■ THE REQUEST: In the material below, list every line carrying the string "approved".
[Begin]
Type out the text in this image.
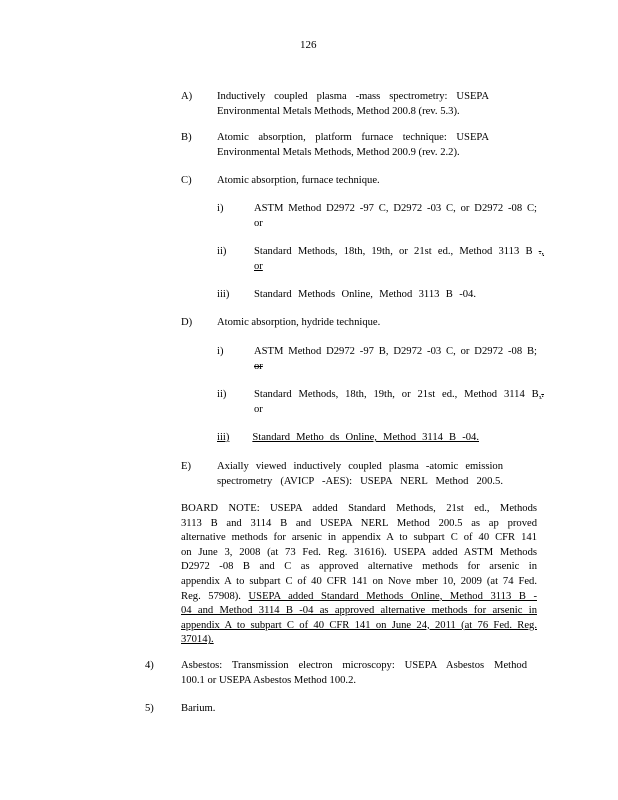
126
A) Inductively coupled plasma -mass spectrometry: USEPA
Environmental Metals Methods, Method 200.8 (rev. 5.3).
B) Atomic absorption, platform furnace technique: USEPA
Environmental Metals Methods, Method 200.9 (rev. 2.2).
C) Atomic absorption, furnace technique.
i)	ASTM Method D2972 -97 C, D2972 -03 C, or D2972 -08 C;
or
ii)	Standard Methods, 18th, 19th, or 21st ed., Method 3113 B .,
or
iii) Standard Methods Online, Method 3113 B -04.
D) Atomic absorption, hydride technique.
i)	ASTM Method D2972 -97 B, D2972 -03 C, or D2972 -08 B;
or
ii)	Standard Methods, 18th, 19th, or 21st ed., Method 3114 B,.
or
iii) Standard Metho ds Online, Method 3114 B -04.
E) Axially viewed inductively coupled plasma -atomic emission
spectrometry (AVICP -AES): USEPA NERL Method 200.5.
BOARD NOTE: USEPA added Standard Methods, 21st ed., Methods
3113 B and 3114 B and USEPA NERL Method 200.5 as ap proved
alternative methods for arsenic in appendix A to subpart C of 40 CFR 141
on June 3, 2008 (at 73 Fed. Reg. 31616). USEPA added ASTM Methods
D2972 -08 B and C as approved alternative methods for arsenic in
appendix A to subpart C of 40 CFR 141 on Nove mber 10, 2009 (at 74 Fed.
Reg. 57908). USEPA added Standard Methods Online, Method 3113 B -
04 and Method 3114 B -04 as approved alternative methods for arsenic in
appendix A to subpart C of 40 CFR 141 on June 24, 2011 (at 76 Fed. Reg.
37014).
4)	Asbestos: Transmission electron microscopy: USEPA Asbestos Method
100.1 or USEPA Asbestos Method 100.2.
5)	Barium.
[End]
[Begin]
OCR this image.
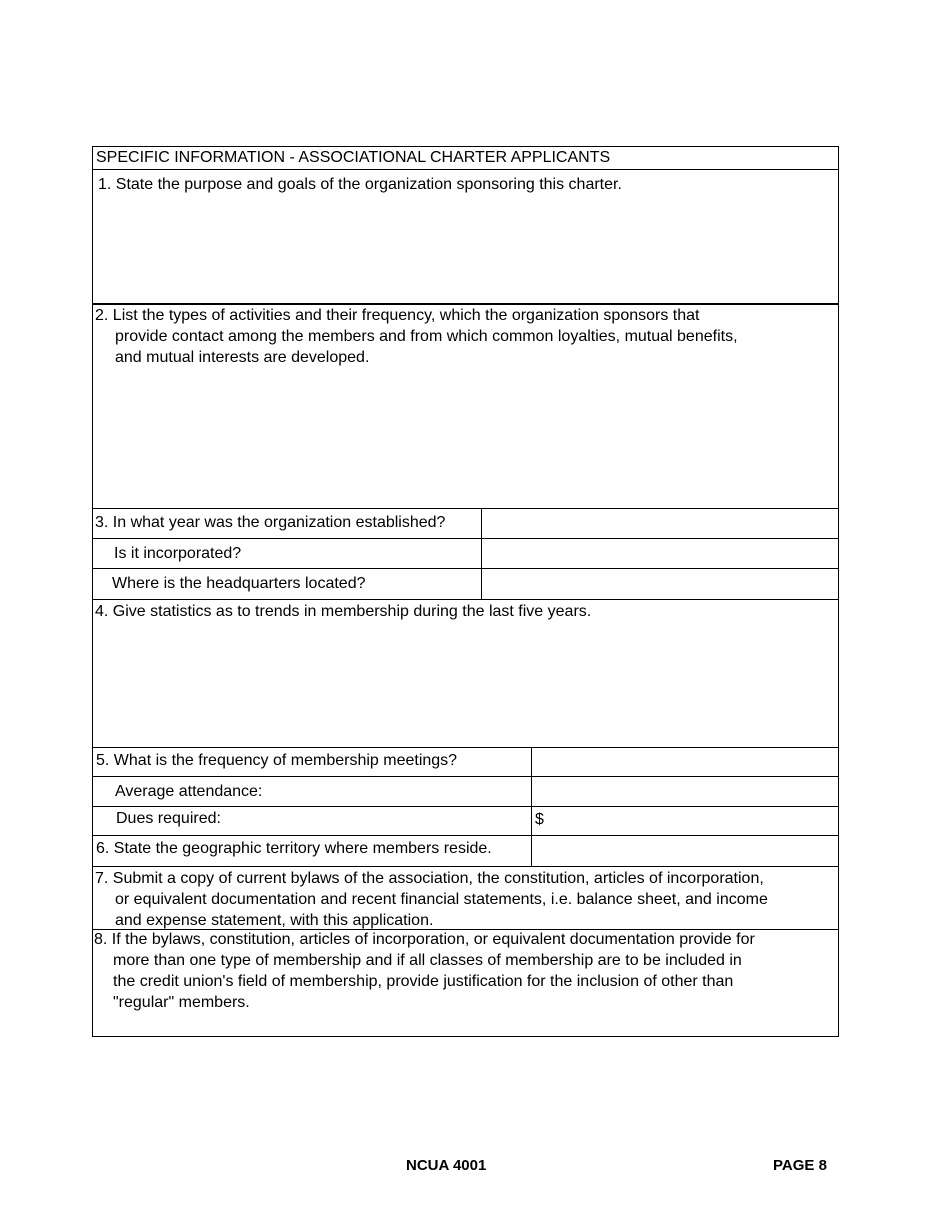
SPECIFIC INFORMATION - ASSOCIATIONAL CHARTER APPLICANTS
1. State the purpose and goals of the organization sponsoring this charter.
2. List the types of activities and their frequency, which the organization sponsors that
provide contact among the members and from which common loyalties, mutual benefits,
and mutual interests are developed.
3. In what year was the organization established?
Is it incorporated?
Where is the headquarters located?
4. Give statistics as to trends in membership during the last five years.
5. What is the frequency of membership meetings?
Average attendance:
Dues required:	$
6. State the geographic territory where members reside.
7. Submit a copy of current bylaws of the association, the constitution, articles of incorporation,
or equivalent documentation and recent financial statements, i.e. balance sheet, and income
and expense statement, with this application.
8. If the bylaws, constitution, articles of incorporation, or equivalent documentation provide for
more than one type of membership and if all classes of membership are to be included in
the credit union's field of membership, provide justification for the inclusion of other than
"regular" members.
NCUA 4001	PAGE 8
[End]
■ RESULT OF THE EXERCISE:
D2972 -08 B and C as approved alternative methods for arsenic in
04 and Method 3114 B -04 as approved alternative methods for arsenic in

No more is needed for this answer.